**Your goal:** All of the records below need to be copied exactly.

**Figure dataset records:**
════════════════
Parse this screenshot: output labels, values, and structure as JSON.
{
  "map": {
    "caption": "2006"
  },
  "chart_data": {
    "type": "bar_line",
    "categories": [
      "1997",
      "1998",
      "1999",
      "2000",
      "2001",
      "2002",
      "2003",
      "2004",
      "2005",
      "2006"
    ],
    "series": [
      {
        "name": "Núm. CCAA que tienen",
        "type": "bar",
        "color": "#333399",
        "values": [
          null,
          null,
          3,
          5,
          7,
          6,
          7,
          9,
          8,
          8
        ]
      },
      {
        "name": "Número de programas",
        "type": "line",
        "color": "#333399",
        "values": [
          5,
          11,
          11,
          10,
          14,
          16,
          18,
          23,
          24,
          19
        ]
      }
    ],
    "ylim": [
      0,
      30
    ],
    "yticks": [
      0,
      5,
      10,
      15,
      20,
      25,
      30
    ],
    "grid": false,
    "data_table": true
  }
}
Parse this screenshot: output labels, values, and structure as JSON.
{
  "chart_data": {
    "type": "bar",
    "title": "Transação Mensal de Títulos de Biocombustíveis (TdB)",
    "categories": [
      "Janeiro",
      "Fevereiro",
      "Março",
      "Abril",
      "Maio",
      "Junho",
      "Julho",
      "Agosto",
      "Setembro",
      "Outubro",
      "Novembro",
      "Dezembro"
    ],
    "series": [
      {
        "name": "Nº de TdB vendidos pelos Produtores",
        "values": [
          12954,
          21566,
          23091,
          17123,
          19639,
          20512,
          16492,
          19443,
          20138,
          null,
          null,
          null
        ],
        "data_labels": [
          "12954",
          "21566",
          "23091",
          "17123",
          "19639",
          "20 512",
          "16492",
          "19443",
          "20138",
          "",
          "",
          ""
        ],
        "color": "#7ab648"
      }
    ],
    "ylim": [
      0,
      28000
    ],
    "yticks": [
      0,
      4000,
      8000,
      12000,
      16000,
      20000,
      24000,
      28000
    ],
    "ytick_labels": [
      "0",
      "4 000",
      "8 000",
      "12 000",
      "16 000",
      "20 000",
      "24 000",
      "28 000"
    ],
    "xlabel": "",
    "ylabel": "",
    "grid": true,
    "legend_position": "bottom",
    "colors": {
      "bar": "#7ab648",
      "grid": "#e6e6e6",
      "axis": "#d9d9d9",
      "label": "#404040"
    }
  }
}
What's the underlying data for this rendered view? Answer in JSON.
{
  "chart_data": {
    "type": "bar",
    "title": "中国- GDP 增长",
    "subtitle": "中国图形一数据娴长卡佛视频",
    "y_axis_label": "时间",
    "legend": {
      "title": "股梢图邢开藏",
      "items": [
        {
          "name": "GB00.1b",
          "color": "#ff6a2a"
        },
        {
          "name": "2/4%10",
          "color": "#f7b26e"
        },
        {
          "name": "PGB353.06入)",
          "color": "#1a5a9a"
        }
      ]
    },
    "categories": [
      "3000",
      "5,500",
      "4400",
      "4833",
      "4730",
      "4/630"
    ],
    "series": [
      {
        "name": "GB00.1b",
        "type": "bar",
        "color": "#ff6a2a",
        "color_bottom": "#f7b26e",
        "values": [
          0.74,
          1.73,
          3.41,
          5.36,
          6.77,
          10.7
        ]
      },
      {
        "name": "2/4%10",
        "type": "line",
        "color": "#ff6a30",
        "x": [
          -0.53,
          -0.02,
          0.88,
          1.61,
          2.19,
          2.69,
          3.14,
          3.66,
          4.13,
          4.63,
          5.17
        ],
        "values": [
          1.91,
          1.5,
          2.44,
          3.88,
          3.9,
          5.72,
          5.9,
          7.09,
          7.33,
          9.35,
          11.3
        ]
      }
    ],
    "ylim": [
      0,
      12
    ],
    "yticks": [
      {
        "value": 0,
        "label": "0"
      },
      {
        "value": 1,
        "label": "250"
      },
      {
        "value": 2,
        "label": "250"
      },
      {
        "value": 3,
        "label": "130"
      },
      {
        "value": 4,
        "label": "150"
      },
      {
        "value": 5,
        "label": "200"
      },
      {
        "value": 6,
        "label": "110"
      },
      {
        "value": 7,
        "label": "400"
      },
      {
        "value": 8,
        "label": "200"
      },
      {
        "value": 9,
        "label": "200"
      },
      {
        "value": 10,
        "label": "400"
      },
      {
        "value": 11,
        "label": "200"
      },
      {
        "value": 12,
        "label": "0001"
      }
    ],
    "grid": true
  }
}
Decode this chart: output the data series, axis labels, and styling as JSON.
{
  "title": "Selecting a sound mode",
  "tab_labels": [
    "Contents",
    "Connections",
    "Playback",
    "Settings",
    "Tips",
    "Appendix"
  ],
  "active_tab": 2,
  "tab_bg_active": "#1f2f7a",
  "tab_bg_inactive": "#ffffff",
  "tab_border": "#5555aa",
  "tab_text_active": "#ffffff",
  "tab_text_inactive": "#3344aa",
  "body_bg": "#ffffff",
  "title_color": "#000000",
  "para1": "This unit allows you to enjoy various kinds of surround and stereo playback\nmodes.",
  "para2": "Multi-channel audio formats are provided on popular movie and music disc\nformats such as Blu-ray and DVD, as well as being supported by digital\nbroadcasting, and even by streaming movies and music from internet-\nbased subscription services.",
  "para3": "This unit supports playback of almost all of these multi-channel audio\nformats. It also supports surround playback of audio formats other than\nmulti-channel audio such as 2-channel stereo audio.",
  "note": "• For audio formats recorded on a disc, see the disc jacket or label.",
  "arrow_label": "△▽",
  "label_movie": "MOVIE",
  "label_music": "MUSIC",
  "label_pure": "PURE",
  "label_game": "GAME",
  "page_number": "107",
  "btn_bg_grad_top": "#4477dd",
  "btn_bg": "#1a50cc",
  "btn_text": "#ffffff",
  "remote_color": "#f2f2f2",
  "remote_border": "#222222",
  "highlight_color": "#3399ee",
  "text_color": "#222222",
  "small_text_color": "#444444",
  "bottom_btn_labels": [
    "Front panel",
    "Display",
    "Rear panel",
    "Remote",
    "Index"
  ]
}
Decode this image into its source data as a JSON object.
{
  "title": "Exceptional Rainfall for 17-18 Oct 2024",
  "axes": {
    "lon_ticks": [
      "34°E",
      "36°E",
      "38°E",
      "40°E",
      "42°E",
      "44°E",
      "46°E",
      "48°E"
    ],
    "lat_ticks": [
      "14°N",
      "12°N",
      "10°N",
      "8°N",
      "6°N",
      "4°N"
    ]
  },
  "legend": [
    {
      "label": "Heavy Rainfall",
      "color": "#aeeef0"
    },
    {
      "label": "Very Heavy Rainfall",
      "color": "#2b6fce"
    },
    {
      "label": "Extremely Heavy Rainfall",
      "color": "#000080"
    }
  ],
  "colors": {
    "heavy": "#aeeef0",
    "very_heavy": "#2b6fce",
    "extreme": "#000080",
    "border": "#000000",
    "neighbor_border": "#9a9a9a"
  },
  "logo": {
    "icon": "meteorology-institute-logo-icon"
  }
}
════════════════
**Solution for this exercise:**
Parse this screenshot: output labels, values, and structure as JSON.
{
  "map": {
    "caption": "2006"
  },
  "chart_data": {
    "type": "bar_line",
    "categories": [
      "1997",
      "1998",
      "1999",
      "2000",
      "2001",
      "2002",
      "2003",
      "2004",
      "2005",
      "2006"
    ],
    "series": [
      {
        "name": "Núm. CCAA que tienen",
        "type": "bar",
        "color": "#333399",
        "values": [
          null,
          null,
          3,
          5,
          7,
          6,
          7,
          9,
          8,
          8
        ]
      },
      {
        "name": "Número de programas",
        "type": "line",
        "color": "#333399",
        "values": [
          5,
          11,
          11,
          10,
          14,
          16,
          18,
          23,
          24,
          19
        ]
      }
    ],
    "ylim": [
      0,
      30
    ],
    "yticks": [
      0,
      5,
      10,
      15,
      20,
      25,
      30
    ],
    "grid": false,
    "data_table": true
  }
}
Parse this screenshot: output labels, values, and structure as JSON.
{
  "chart_data": {
    "type": "bar",
    "title": "Transação Mensal de Títulos de Biocombustíveis (TdB)",
    "categories": [
      "Janeiro",
      "Fevereiro",
      "Março",
      "Abril",
      "Maio",
      "Junho",
      "Julho",
      "Agosto",
      "Setembro",
      "Outubro",
      "Novembro",
      "Dezembro"
    ],
    "series": [
      {
        "name": "Nº de TdB vendidos pelos Produtores",
        "values": [
          12954,
          21566,
          23091,
          17123,
          19639,
          20512,
          16492,
          19443,
          20138,
          null,
          null,
          null
        ],
        "data_labels": [
          "12954",
          "21566",
          "23091",
          "17123",
          "19639",
          "20 512",
          "16492",
          "19443",
          "20138",
          "",
          "",
          ""
        ],
        "color": "#7ab648"
      }
    ],
    "ylim": [
      0,
      28000
    ],
    "yticks": [
      0,
      4000,
      8000,
      12000,
      16000,
      20000,
      24000,
      28000
    ],
    "ytick_labels": [
      "0",
      "4 000",
      "8 000",
      "12 000",
      "16 000",
      "20 000",
      "24 000",
      "28 000"
    ],
    "xlabel": "",
    "ylabel": "",
    "grid": true,
    "legend_position": "bottom",
    "colors": {
      "bar": "#7ab648",
      "grid": "#e6e6e6",
      "axis": "#d9d9d9",
      "label": "#404040"
    }
  }
}
What's the underlying data for this rendered view? Answer in JSON.
{
  "chart_data": {
    "type": "bar",
    "title": "中国- GDP 增长",
    "subtitle": "中国图形一数据娴长卡佛视频",
    "y_axis_label": "时间",
    "legend": {
      "title": "股梢图邢开藏",
      "items": [
        {
          "name": "GB00.1b",
          "color": "#ff6a2a"
        },
        {
          "name": "2/4%10",
          "color": "#f7b26e"
        },
        {
          "name": "PGB353.06入)",
          "color": "#1a5a9a"
        }
      ]
    },
    "categories": [
      "3000",
      "5,500",
      "4400",
      "4833",
      "4730",
      "4/630"
    ],
    "series": [
      {
        "name": "GB00.1b",
        "type": "bar",
        "color": "#ff6a2a",
        "color_bottom": "#f7b26e",
        "values": [
          0.74,
          1.73,
          3.41,
          5.36,
          6.77,
          10.7
        ]
      },
      {
        "name": "2/4%10",
        "type": "line",
        "color": "#ff6a30",
        "x": [
          -0.53,
          -0.02,
          0.88,
          1.61,
          2.19,
          2.69,
          3.14,
          3.66,
          4.13,
          4.63,
          5.17
        ],
        "values": [
          1.91,
          1.5,
          2.44,
          3.88,
          3.9,
          5.72,
          5.9,
          7.09,
          7.33,
          9.35,
          11.3
        ]
      }
    ],
    "ylim": [
      0,
      12
    ],
    "yticks": [
      {
        "value": 0,
        "label": "0"
      },
      {
        "value": 1,
        "label": "250"
      },
      {
        "value": 2,
        "label": "250"
      },
      {
        "value": 3,
        "label": "130"
      },
      {
        "value": 4,
        "label": "150"
      },
      {
        "value": 5,
        "label": "200"
      },
      {
        "value": 6,
        "label": "110"
      },
      {
        "value": 7,
        "label": "400"
      },
      {
        "value": 8,
        "label": "200"
      },
      {
        "value": 9,
        "label": "200"
      },
      {
        "value": 10,
        "label": "400"
      },
      {
        "value": 11,
        "label": "200"
      },
      {
        "value": 12,
        "label": "0001"
      }
    ],
    "grid": true
  }
}
Decode this chart: output the data series, axis labels, and styling as JSON.
{
  "title": "Selecting a sound mode",
  "tab_labels": [
    "Contents",
    "Connections",
    "Playback",
    "Settings",
    "Tips",
    "Appendix"
  ],
  "active_tab": 2,
  "tab_bg_active": "#1f2f7a",
  "tab_bg_inactive": "#ffffff",
  "tab_border": "#5555aa",
  "tab_text_active": "#ffffff",
  "tab_text_inactive": "#3344aa",
  "body_bg": "#ffffff",
  "title_color": "#000000",
  "para1": "This unit allows you to enjoy various kinds of surround and stereo playback\nmodes.",
  "para2": "Multi-channel audio formats are provided on popular movie and music disc\nformats such as Blu-ray and DVD, as well as being supported by digital\nbroadcasting, and even by streaming movies and music from internet-\nbased subscription services.",
  "para3": "This unit supports playback of almost all of these multi-channel audio\nformats. It also supports surround playback of audio formats other than\nmulti-channel audio such as 2-channel stereo audio.",
  "note": "• For audio formats recorded on a disc, see the disc jacket or label.",
  "arrow_label": "△▽",
  "label_movie": "MOVIE",
  "label_music": "MUSIC",
  "label_pure": "PURE",
  "label_game": "GAME",
  "page_number": "107",
  "btn_bg_grad_top": "#4477dd",
  "btn_bg": "#1a50cc",
  "btn_text": "#ffffff",
  "remote_color": "#f2f2f2",
  "remote_border": "#222222",
  "highlight_color": "#3399ee",
  "text_color": "#222222",
  "small_text_color": "#444444",
  "bottom_btn_labels": [
    "Front panel",
    "Display",
    "Rear panel",
    "Remote",
    "Index"
  ]
}
Decode this image into its source data as a JSON object.
{
  "title": "Exceptional Rainfall for 17-18 Oct 2024",
  "axes": {
    "lon_ticks": [
      "34°E",
      "36°E",
      "38°E",
      "40°E",
      "42°E",
      "44°E",
      "46°E",
      "48°E"
    ],
    "lat_ticks": [
      "14°N",
      "12°N",
      "10°N",
      "8°N",
      "6°N",
      "4°N"
    ]
  },
  "legend": [
    {
      "label": "Heavy Rainfall",
      "color": "#aeeef0"
    },
    {
      "label": "Very Heavy Rainfall",
      "color": "#2b6fce"
    },
    {
      "label": "Extremely Heavy Rainfall",
      "color": "#000080"
    }
  ],
  "colors": {
    "heavy": "#aeeef0",
    "very_heavy": "#2b6fce",
    "extreme": "#000080",
    "border": "#000000",
    "neighbor_border": "#9a9a9a"
  },
  "logo": {
    "icon": "meteorology-institute-logo-icon"
  }
}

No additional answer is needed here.